- EXERCISE GOAL:
Present every line of the listing that follows as an item in a numbered list, and leave out any blank lines.

(Element location listings)

## START

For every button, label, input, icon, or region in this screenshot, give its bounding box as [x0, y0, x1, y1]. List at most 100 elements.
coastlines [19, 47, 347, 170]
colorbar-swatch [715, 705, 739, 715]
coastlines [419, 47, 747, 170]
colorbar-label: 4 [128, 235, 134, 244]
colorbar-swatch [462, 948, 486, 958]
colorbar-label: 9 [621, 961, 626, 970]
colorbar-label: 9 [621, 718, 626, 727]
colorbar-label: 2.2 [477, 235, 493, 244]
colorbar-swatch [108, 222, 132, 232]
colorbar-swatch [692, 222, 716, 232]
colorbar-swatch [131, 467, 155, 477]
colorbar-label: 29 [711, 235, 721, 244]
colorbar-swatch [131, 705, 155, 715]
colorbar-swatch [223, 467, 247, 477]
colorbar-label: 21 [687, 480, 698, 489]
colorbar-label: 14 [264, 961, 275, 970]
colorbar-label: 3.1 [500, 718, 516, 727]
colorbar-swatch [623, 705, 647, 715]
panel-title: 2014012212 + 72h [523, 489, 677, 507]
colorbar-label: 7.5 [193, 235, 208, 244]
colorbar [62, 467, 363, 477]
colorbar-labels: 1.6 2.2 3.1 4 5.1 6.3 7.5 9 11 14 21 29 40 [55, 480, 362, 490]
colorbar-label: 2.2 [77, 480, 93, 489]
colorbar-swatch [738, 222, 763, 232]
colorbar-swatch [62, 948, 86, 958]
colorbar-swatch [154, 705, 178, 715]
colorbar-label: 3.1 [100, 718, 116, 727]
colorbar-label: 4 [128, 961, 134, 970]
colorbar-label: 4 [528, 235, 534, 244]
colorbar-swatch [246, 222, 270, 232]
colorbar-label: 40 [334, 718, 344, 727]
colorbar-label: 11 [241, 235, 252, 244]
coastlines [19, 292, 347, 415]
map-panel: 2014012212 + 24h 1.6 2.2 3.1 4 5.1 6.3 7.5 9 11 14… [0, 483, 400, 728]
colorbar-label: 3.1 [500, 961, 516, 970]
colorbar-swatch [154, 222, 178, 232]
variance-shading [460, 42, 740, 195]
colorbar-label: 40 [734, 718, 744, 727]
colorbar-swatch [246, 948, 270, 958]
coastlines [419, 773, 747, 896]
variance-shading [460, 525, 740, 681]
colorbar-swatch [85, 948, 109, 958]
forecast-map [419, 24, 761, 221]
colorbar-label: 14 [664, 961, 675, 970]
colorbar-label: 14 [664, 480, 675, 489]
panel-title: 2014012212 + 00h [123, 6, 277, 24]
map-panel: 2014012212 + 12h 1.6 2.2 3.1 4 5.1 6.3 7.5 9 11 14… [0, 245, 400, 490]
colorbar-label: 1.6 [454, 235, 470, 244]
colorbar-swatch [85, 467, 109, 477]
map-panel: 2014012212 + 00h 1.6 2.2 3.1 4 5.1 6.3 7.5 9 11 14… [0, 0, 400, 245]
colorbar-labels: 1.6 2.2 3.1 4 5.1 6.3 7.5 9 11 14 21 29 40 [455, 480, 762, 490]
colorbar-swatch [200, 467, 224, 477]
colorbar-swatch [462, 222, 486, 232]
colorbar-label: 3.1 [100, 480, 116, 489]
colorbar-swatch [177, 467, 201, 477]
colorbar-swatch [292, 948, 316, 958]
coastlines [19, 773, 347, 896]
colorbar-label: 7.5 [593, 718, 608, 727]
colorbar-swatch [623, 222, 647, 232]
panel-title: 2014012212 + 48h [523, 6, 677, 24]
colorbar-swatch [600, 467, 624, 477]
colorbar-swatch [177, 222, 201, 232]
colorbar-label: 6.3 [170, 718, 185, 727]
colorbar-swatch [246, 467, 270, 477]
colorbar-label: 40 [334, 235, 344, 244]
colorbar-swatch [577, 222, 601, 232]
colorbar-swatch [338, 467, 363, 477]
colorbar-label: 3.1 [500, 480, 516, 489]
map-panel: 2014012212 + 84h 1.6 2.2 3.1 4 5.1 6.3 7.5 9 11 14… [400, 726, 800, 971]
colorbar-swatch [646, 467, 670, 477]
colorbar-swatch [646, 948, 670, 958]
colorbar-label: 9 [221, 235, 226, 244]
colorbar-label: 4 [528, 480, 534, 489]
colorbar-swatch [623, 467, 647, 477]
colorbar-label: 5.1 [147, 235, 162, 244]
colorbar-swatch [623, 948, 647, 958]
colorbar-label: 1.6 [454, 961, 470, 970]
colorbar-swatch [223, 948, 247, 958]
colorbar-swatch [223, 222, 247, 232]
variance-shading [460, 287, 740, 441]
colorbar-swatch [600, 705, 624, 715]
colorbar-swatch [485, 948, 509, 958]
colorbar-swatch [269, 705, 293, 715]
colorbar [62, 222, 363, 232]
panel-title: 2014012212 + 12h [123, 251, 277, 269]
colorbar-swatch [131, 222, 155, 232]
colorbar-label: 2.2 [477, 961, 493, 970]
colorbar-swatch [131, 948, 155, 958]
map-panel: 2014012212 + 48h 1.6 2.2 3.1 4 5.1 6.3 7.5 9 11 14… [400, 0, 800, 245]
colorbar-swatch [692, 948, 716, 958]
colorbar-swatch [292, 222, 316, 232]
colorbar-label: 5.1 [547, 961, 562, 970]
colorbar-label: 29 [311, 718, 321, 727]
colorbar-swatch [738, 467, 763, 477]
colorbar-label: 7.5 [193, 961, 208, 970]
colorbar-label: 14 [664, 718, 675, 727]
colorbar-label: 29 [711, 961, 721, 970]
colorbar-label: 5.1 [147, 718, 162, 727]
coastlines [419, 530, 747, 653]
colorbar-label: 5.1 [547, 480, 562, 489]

## END

- FINISHED EXERCISE:
1. For every button, label, input, icon, or region in this screenshot, give its bounding box as [x0, y0, x1, y1]. List at most 100 elements.
2. coastlines [19, 47, 347, 170]
3. colorbar-swatch [715, 705, 739, 715]
4. coastlines [419, 47, 747, 170]
5. colorbar-label: 4 [128, 235, 134, 244]
6. colorbar-swatch [462, 948, 486, 958]
7. colorbar-label: 9 [621, 961, 626, 970]
8. colorbar-label: 9 [621, 718, 626, 727]
9. colorbar-label: 2.2 [477, 235, 493, 244]
10. colorbar-swatch [108, 222, 132, 232]
11. colorbar-swatch [692, 222, 716, 232]
12. colorbar-swatch [131, 467, 155, 477]
13. colorbar-label: 29 [711, 235, 721, 244]
14. colorbar-swatch [131, 705, 155, 715]
15. colorbar-swatch [223, 467, 247, 477]
16. colorbar-label: 21 [687, 480, 698, 489]
17. colorbar-label: 14 [264, 961, 275, 970]
18. colorbar-label: 3.1 [500, 718, 516, 727]
19. colorbar-swatch [623, 705, 647, 715]
20. panel-title: 2014012212 + 72h [523, 489, 677, 507]
21. colorbar-label: 7.5 [193, 235, 208, 244]
22. colorbar [62, 467, 363, 477]
23. colorbar-labels: 1.6 2.2 3.1 4 5.1 6.3 7.5 9 11 14 21 29 40 [55, 480, 362, 490]
24. colorbar-label: 2.2 [77, 480, 93, 489]
25. colorbar-swatch [738, 222, 763, 232]
26. colorbar-swatch [62, 948, 86, 958]
27. colorbar-swatch [154, 705, 178, 715]
28. colorbar-label: 3.1 [100, 718, 116, 727]
29. colorbar-label: 4 [128, 961, 134, 970]
30. colorbar-label: 4 [528, 235, 534, 244]
31. colorbar-swatch [246, 222, 270, 232]
32. colorbar-label: 40 [334, 718, 344, 727]
33. colorbar-label: 11 [241, 235, 252, 244]
34. coastlines [19, 292, 347, 415]
35. map-panel: 2014012212 + 24h 1.6 2.2 3.1 4 5.1 6.3 7.5 9 11 14… [0, 483, 400, 728]
36. colorbar-label: 3.1 [500, 961, 516, 970]
37. colorbar-swatch [154, 222, 178, 232]
38. variance-shading [460, 42, 740, 195]
39. colorbar-label: 40 [734, 718, 744, 727]
40. colorbar-swatch [246, 948, 270, 958]
41. coastlines [419, 773, 747, 896]
42. variance-shading [460, 525, 740, 681]
43. colorbar-swatch [85, 948, 109, 958]
44. forecast-map [419, 24, 761, 221]
45. colorbar-label: 14 [664, 961, 675, 970]
46. colorbar-label: 14 [664, 480, 675, 489]
47. panel-title: 2014012212 + 00h [123, 6, 277, 24]
48. map-panel: 2014012212 + 12h 1.6 2.2 3.1 4 5.1 6.3 7.5 9 11 14… [0, 245, 400, 490]
49. colorbar-label: 1.6 [454, 235, 470, 244]
50. colorbar-swatch [85, 467, 109, 477]
51. map-panel: 2014012212 + 00h 1.6 2.2 3.1 4 5.1 6.3 7.5 9 11 14… [0, 0, 400, 245]
52. colorbar-labels: 1.6 2.2 3.1 4 5.1 6.3 7.5 9 11 14 21 29 40 [455, 480, 762, 490]
53. colorbar-swatch [200, 467, 224, 477]
54. colorbar-swatch [462, 222, 486, 232]
55. colorbar-label: 3.1 [100, 480, 116, 489]
56. colorbar-swatch [177, 467, 201, 477]
57. colorbar-swatch [292, 948, 316, 958]
58. coastlines [19, 773, 347, 896]
59. colorbar-label: 7.5 [593, 718, 608, 727]
60. colorbar-swatch [623, 222, 647, 232]
61. panel-title: 2014012212 + 48h [523, 6, 677, 24]
62. colorbar-swatch [600, 467, 624, 477]
63. colorbar-swatch [177, 222, 201, 232]
64. colorbar-label: 6.3 [170, 718, 185, 727]
65. colorbar-swatch [246, 467, 270, 477]
66. colorbar-label: 40 [334, 235, 344, 244]
67. colorbar-swatch [577, 222, 601, 232]
68. colorbar-swatch [338, 467, 363, 477]
69. colorbar-label: 3.1 [500, 480, 516, 489]
70. map-panel: 2014012212 + 84h 1.6 2.2 3.1 4 5.1 6.3 7.5 9 11 14… [400, 726, 800, 971]
71. colorbar-swatch [646, 467, 670, 477]
72. colorbar-swatch [646, 948, 670, 958]
73. colorbar-label: 9 [221, 235, 226, 244]
74. colorbar-label: 4 [528, 480, 534, 489]
75. colorbar-swatch [623, 467, 647, 477]
76. colorbar-label: 5.1 [147, 235, 162, 244]
77. colorbar-swatch [623, 948, 647, 958]
78. colorbar-label: 1.6 [454, 961, 470, 970]
79. colorbar-swatch [223, 948, 247, 958]
80. colorbar-swatch [223, 222, 247, 232]
81. variance-shading [460, 287, 740, 441]
82. colorbar-swatch [600, 705, 624, 715]
83. colorbar-swatch [485, 948, 509, 958]
84. colorbar-swatch [269, 705, 293, 715]
85. colorbar [62, 222, 363, 232]
86. panel-title: 2014012212 + 12h [123, 251, 277, 269]
87. colorbar-swatch [131, 222, 155, 232]
88. colorbar-label: 2.2 [477, 961, 493, 970]
89. colorbar-swatch [131, 948, 155, 958]
90. map-panel: 2014012212 + 48h 1.6 2.2 3.1 4 5.1 6.3 7.5 9 11 14… [400, 0, 800, 245]
91. colorbar-swatch [692, 948, 716, 958]
92. colorbar-swatch [292, 222, 316, 232]
93. colorbar-label: 5.1 [547, 961, 562, 970]
94. colorbar-label: 29 [311, 718, 321, 727]
95. colorbar-swatch [738, 467, 763, 477]
96. colorbar-label: 7.5 [193, 961, 208, 970]
97. colorbar-label: 14 [664, 718, 675, 727]
98. colorbar-label: 29 [711, 961, 721, 970]
99. colorbar-label: 5.1 [147, 718, 162, 727]
100. coastlines [419, 530, 747, 653]
101. colorbar-label: 5.1 [547, 480, 562, 489]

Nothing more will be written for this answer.